_WRITTEN REQUEST_:
Your task is to copy the listing exactly. Drop any pictures from the copy.

-*-*-

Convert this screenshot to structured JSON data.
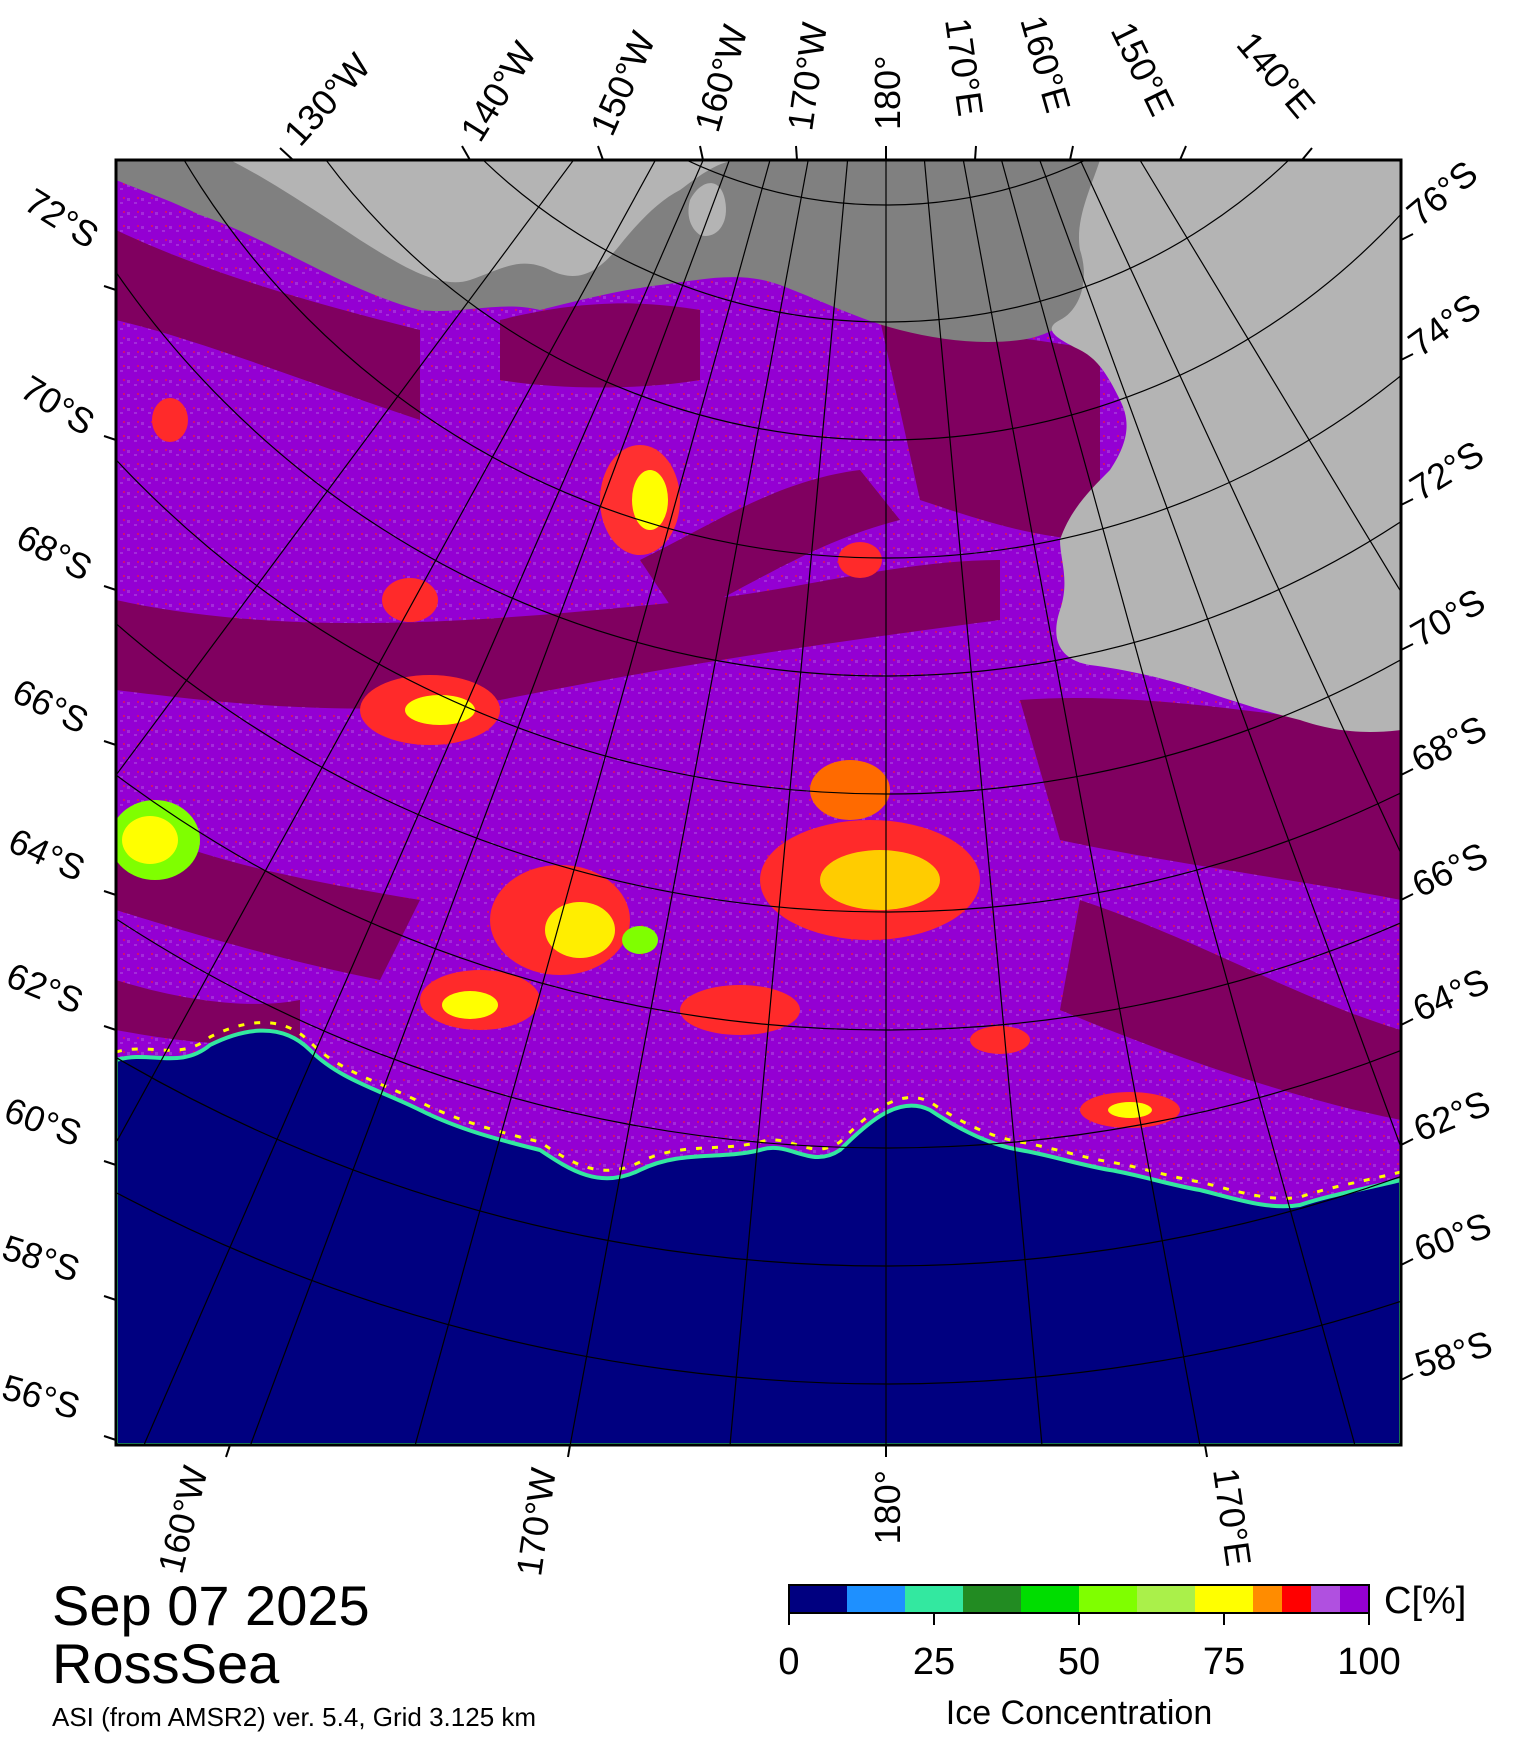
{
  "date": "Sep 07 2025",
  "region": "RossSea",
  "source_line": "ASI (from AMSR2) ver. 5.4,  Grid 3.125 km",
  "top_lon_labels": [
    "130°W",
    "140°W",
    "150°W",
    "160°W",
    "170°W",
    "180°",
    "170°E",
    "160°E",
    "150°E",
    "140°E"
  ],
  "bottom_lon_labels": [
    "160°W",
    "170°W",
    "180°",
    "170°E"
  ],
  "left_lat_labels": [
    "72°S",
    "70°S",
    "68°S",
    "66°S",
    "64°S",
    "62°S",
    "60°S",
    "58°S",
    "56°S"
  ],
  "right_lat_labels": [
    "76°S",
    "74°S",
    "72°S",
    "70°S",
    "68°S",
    "66°S",
    "64°S",
    "62°S",
    "60°S",
    "58°S"
  ],
  "colorbar": {
    "title": "Ice Concentration",
    "unit": "C[%]",
    "ticks": [
      "0",
      "25",
      "50",
      "75",
      "100"
    ],
    "colors": [
      "#000080",
      "#1e90ff",
      "#33e8a0",
      "#228b22",
      "#00dd00",
      "#7fff00",
      "#aaf04a",
      "#ffff00",
      "#ff8c00",
      "#ff0000",
      "#b050e0",
      "#9400d3"
    ]
  },
  "colors": {
    "ice_high": "#800060",
    "ice_mid": "#9400d3",
    "ice_light": "#b050e0",
    "open_ocean": "#000080",
    "land_ice": "#b4b4b4",
    "land_dark": "#808080"
  }
}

-*-*-

_COMPLETE OUTPUT_:
Convert this screenshot to structured JSON data.
{
  "date": "Sep 07 2025",
  "region": "RossSea",
  "source_line": "ASI (from AMSR2) ver. 5.4,  Grid 3.125 km",
  "top_lon_labels": [
    "130°W",
    "140°W",
    "150°W",
    "160°W",
    "170°W",
    "180°",
    "170°E",
    "160°E",
    "150°E",
    "140°E"
  ],
  "bottom_lon_labels": [
    "160°W",
    "170°W",
    "180°",
    "170°E"
  ],
  "left_lat_labels": [
    "72°S",
    "70°S",
    "68°S",
    "66°S",
    "64°S",
    "62°S",
    "60°S",
    "58°S",
    "56°S"
  ],
  "right_lat_labels": [
    "76°S",
    "74°S",
    "72°S",
    "70°S",
    "68°S",
    "66°S",
    "64°S",
    "62°S",
    "60°S",
    "58°S"
  ],
  "colorbar": {
    "title": "Ice Concentration",
    "unit": "C[%]",
    "ticks": [
      "0",
      "25",
      "50",
      "75",
      "100"
    ],
    "colors": [
      "#000080",
      "#1e90ff",
      "#33e8a0",
      "#228b22",
      "#00dd00",
      "#7fff00",
      "#aaf04a",
      "#ffff00",
      "#ff8c00",
      "#ff0000",
      "#b050e0",
      "#9400d3"
    ]
  },
  "colors": {
    "ice_high": "#800060",
    "ice_mid": "#9400d3",
    "ice_light": "#b050e0",
    "open_ocean": "#000080",
    "land_ice": "#b4b4b4",
    "land_dark": "#808080"
  }
}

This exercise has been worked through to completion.